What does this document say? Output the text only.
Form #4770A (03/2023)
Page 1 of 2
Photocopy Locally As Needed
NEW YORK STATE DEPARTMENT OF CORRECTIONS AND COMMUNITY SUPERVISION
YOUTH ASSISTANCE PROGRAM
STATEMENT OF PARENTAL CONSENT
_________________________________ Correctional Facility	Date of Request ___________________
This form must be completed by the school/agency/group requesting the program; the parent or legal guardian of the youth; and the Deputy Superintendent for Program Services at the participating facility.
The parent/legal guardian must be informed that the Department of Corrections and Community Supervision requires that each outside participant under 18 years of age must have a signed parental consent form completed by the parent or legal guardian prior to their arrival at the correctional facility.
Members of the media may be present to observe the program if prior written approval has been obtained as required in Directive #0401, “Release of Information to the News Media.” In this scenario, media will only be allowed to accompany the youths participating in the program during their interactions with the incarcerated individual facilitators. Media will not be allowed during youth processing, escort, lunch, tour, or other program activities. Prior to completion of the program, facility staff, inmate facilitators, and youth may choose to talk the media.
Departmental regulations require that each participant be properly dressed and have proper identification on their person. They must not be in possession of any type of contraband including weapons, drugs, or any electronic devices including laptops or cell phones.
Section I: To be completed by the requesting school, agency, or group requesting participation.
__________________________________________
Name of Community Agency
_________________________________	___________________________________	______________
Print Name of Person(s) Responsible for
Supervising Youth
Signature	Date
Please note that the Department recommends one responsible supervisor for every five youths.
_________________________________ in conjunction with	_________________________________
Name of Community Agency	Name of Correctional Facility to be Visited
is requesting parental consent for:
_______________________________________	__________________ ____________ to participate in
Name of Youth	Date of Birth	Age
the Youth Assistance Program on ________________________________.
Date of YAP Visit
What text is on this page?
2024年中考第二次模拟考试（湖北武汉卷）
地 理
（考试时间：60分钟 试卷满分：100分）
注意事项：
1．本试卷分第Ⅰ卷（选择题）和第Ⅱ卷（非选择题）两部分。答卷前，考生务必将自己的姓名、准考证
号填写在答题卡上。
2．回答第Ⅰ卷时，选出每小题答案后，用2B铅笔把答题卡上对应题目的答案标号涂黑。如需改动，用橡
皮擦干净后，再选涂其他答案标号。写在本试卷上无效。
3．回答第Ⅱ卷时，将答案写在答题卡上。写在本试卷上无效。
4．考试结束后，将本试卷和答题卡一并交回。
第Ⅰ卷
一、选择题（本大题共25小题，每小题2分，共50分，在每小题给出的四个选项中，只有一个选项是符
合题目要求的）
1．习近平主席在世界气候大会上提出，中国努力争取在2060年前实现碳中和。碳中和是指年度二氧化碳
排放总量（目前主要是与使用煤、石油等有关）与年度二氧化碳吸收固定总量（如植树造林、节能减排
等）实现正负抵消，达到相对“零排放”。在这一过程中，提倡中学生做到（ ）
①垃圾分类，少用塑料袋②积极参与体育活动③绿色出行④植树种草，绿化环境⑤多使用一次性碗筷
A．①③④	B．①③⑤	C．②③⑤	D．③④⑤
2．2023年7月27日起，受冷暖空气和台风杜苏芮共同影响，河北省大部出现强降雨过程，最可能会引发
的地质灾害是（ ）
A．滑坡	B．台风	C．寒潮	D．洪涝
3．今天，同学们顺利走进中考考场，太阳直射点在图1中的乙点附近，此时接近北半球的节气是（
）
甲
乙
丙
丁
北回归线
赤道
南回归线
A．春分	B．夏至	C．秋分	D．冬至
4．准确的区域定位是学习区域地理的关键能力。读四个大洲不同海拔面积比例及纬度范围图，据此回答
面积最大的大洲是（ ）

::::::::

» **TASK DESCRIPTION**
Select and copy every line of the listing with the word "completed".

» **RESPONSE TO THE EXERCISE**
This form must be completed by the school/agency/group requesting the program; the parent or legal guardian of the youth; and the Deputy Superintendent for Program Services at the participating facility.
The parent/legal guardian must be informed that the Department of Corrections and Community Supervision requires that each outside participant under 18 years of age must have a signed parental consent form completed by the parent or legal guardian prior to their arrival at the correctional facility.
Section I: To be completed by the requesting school, agency, or group requesting participation.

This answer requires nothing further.